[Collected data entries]

— start —

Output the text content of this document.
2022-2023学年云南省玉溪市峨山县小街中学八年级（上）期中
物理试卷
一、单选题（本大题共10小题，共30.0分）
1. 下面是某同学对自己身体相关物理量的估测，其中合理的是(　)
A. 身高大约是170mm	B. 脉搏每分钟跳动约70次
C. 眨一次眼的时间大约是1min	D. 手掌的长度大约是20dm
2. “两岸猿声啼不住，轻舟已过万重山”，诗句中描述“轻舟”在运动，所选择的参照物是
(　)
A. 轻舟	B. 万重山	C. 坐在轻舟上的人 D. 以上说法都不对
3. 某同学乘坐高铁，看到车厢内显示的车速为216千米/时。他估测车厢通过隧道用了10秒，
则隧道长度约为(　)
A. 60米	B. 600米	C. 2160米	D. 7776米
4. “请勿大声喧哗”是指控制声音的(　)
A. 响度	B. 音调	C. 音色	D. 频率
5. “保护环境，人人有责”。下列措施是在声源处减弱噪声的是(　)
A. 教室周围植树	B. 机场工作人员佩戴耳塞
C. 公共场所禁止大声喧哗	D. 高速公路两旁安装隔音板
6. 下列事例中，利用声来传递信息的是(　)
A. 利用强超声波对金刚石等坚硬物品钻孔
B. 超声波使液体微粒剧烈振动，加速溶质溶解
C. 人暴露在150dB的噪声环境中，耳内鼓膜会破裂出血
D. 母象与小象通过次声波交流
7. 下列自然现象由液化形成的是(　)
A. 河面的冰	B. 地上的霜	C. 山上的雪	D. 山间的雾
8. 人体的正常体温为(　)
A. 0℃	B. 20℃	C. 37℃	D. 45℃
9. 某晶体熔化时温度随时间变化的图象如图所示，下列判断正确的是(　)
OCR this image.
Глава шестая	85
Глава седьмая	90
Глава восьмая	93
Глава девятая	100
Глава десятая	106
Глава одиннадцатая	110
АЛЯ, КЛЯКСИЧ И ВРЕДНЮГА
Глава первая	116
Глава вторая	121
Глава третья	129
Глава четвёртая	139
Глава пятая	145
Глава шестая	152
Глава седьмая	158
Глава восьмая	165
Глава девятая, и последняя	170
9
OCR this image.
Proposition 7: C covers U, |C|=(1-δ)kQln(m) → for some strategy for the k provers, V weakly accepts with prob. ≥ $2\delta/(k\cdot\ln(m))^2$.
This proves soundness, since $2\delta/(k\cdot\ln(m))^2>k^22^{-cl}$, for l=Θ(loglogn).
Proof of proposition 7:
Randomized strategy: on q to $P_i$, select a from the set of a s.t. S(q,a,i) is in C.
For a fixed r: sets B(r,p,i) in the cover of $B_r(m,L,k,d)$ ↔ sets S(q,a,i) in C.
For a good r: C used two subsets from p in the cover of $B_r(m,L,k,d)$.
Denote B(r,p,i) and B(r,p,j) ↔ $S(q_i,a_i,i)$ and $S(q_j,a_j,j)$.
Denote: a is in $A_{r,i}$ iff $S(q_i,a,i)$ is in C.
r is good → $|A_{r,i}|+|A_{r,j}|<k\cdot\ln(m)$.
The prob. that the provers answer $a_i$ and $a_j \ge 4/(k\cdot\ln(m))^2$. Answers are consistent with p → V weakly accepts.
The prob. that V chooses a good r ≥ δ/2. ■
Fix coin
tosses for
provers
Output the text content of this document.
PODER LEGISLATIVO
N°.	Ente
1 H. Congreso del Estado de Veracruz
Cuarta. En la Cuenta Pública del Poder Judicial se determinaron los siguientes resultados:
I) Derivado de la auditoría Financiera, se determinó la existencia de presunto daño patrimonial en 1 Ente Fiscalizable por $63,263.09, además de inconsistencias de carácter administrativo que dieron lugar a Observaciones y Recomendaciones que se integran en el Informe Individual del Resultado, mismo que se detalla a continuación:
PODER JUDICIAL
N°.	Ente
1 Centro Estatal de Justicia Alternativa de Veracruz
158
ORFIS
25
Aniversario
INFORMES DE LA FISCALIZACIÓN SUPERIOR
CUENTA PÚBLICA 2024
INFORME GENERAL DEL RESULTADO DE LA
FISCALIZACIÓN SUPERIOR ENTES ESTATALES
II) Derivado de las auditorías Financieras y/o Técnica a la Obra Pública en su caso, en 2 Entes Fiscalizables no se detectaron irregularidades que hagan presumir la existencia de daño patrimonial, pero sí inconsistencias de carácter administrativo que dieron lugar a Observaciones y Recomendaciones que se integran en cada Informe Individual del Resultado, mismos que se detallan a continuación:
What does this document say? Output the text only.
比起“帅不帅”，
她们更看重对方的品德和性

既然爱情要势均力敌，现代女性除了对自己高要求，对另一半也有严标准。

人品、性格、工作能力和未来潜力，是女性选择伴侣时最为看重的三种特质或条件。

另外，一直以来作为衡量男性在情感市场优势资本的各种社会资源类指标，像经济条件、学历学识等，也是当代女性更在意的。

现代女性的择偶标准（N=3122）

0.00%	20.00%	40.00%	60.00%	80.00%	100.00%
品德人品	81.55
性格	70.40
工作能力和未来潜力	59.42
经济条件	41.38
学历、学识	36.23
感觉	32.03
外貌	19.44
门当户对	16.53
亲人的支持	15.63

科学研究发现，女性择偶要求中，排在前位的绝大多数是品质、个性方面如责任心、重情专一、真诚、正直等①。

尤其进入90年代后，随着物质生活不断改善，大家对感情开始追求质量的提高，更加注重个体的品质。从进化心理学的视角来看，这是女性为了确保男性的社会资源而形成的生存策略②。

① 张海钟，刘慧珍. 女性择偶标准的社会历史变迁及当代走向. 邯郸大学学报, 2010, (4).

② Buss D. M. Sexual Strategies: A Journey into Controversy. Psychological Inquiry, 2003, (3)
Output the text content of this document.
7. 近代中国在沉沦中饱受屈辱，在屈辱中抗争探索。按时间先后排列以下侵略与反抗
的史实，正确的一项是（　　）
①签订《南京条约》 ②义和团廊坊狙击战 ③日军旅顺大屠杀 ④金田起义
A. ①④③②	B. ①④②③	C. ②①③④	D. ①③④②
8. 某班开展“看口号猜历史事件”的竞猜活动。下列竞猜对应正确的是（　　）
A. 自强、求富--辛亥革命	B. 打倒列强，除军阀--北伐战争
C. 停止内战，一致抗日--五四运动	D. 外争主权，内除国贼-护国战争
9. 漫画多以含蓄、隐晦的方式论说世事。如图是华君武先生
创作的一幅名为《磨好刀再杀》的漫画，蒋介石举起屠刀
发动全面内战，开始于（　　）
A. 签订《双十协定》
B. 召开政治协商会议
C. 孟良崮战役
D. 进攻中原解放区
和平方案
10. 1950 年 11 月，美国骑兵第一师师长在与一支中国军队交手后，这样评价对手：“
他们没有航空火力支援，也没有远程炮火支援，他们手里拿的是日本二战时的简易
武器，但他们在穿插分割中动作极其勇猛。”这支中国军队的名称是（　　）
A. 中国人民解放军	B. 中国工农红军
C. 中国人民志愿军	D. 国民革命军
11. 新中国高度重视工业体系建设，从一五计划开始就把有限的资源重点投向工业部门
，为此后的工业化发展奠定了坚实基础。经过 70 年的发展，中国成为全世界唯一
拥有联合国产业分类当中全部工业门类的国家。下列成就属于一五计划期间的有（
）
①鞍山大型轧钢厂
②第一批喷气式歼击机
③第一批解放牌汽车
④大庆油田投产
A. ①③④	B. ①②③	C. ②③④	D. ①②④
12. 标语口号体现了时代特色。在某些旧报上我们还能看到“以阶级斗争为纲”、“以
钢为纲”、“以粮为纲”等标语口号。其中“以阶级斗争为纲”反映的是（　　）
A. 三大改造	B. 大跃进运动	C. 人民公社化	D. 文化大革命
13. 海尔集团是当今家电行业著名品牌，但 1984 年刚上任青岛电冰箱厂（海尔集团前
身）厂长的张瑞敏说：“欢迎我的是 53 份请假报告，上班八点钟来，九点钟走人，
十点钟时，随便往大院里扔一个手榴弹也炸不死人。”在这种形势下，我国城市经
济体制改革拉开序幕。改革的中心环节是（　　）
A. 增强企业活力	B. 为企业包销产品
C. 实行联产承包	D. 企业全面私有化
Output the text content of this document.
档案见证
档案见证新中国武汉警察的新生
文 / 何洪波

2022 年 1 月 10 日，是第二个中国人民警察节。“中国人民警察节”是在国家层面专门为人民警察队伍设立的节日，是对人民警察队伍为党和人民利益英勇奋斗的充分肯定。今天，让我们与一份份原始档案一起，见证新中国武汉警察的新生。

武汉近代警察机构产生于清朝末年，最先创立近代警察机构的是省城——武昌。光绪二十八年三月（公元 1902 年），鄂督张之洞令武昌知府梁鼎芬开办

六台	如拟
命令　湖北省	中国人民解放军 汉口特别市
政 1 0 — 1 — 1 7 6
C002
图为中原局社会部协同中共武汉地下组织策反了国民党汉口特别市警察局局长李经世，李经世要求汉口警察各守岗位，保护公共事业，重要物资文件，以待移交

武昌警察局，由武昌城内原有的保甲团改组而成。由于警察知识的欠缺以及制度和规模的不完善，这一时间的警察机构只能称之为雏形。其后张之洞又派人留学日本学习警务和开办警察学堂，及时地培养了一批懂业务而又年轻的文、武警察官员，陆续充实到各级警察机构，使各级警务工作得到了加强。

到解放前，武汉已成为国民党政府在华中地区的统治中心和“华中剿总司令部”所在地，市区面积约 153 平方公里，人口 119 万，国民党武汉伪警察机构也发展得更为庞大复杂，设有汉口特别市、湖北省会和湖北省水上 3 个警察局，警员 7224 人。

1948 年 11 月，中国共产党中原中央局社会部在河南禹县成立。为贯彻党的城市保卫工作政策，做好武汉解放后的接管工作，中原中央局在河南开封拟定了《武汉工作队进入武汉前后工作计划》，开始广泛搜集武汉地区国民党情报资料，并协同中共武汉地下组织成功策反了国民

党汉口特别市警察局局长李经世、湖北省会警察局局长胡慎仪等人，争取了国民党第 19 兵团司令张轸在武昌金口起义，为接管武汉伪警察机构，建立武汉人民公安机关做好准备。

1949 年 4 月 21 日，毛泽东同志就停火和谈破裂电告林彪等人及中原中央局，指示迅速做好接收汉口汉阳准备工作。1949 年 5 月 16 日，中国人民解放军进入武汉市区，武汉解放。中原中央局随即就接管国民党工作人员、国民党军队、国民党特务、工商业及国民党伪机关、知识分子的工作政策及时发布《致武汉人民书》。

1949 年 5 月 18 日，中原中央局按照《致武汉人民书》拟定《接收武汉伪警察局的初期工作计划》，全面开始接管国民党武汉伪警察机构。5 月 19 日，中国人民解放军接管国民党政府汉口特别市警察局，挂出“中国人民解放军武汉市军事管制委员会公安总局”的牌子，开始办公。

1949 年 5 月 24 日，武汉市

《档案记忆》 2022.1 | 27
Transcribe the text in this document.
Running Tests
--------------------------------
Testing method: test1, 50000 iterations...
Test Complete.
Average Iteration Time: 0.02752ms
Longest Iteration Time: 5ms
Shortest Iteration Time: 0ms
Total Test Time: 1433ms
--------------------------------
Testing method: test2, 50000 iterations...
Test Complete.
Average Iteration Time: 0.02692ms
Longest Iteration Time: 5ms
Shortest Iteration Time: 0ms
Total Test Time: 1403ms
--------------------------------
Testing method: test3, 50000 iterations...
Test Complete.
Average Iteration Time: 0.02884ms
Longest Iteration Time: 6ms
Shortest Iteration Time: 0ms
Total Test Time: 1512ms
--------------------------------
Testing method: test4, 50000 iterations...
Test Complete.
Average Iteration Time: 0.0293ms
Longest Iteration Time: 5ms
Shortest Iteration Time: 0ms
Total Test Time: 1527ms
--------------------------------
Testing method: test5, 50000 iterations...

— end —

Report every line in the data above in which the word "Derivado" appears.

*Problem solution*
I) Derivado de la auditoría Financiera, se determinó la existencia de presunto daño patrimonial en 1 Ente Fiscalizable por $63,263.09, además de inconsistencias de carácter administrativo que dieron lugar a Observaciones y Recomendaciones que se integran en el Informe Individual del Resultado, mismo que se detalla a continuación:
II) Derivado de las auditorías Financieras y/o Técnica a la Obra Pública en su caso, en 2 Entes Fiscalizables no se detectaron irregularidades que hagan presumir la existencia de daño patrimonial, pero sí inconsistencias de carácter administrativo que dieron lugar a Observaciones y Recomendaciones que se integran en cada Informe Individual del Resultado, mismos que se detallan a continuación:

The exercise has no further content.